## DATA FOR THE TASK

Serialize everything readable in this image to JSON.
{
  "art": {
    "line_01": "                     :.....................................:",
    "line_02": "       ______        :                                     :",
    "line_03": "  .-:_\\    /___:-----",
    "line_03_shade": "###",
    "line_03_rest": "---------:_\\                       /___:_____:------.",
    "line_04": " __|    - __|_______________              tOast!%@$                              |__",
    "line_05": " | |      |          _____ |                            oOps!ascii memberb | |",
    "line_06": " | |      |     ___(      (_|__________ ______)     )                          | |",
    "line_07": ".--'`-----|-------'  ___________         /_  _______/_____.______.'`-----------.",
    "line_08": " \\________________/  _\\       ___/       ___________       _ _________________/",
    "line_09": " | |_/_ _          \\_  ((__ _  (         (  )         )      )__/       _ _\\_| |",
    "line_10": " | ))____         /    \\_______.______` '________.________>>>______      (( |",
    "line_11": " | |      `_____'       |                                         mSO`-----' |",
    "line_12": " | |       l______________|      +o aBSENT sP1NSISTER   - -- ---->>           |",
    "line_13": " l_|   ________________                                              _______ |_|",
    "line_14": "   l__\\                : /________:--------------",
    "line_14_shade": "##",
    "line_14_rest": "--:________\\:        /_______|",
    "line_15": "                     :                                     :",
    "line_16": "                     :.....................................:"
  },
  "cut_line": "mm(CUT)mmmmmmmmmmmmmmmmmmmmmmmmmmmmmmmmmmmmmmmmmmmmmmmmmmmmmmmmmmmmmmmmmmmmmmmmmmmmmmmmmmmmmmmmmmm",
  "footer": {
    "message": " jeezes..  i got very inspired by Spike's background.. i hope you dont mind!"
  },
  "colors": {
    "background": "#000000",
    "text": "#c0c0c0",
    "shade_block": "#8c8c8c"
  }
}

## WORK TO BE COMPLETED
Using the data above, return each line exactly as written.

## OUTPUT BELOW
Serialize everything readable in this image to JSON.
{
  "art": {
    "line_01": "                     :.....................................:",
    "line_02": "       ______        :                                     :",
    "line_03": "  .-:_\\    /___:-----",
    "line_03_shade": "###",
    "line_03_rest": "---------:_\\                       /___:_____:------.",
    "line_04": " __|    - __|_______________              tOast!%@$                              |__",
    "line_05": " | |      |          _____ |                            oOps!ascii memberb | |",
    "line_06": " | |      |     ___(      (_|__________ ______)     )                          | |",
    "line_07": ".--'`-----|-------'  ___________         /_  _______/_____.______.'`-----------.",
    "line_08": " \\________________/  _\\       ___/       ___________       _ _________________/",
    "line_09": " | |_/_ _          \\_  ((__ _  (         (  )         )      )__/       _ _\\_| |",
    "line_10": " | ))____         /    \\_______.______` '________.________>>>______      (( |",
    "line_11": " | |      `_____'       |                                         mSO`-----' |",
    "line_12": " | |       l______________|      +o aBSENT sP1NSISTER   - -- ---->>           |",
    "line_13": " l_|   ________________                                              _______ |_|",
    "line_14": "   l__\\                : /________:--------------",
    "line_14_shade": "##",
    "line_14_rest": "--:________\\:        /_______|",
    "line_15": "                     :                                     :",
    "line_16": "                     :.....................................:"
  },
  "cut_line": "mm(CUT)mmmmmmmmmmmmmmmmmmmmmmmmmmmmmmmmmmmmmmmmmmmmmmmmmmmmmmmmmmmmmmmmmmmmmmmmmmmmmmmmmmmmmmmmmmm",
  "footer": {
    "message": " jeezes..  i got very inspired by Spike's background.. i hope you dont mind!"
  },
  "colors": {
    "background": "#000000",
    "text": "#c0c0c0",
    "shade_block": "#8c8c8c"
  }
}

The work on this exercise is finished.